EXTRACTED DATA:
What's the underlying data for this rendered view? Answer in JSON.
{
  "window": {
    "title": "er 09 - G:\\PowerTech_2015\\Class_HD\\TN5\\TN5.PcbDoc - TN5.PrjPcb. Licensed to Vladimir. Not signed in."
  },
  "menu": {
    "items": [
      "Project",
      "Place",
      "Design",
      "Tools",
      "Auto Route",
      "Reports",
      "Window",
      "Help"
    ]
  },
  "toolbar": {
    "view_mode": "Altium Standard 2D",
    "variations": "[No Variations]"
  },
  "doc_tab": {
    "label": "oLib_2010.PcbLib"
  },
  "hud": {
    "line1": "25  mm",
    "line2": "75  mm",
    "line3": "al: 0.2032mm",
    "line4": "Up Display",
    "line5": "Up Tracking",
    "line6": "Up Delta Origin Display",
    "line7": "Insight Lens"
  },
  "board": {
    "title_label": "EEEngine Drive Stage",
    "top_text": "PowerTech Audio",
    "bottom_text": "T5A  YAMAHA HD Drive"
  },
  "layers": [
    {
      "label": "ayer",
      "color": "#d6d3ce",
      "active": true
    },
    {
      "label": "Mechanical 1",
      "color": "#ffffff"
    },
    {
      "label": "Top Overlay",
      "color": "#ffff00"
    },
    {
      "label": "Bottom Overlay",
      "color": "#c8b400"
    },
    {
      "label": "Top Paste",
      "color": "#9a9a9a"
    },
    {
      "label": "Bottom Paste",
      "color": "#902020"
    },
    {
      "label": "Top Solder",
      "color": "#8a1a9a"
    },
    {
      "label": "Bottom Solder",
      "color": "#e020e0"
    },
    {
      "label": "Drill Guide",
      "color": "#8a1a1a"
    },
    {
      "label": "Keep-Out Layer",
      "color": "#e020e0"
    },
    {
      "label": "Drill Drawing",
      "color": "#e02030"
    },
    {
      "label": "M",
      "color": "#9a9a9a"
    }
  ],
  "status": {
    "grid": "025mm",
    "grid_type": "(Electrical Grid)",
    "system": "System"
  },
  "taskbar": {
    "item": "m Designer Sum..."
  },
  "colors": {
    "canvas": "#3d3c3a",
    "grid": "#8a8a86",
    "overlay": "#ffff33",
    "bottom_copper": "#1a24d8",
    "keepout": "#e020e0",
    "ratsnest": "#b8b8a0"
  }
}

EXERCISE GOAL: Return all lines containing "Solder".

EXERCISE OUTPUT:
      "label": "Top Solder",
      "label": "Bottom Solder",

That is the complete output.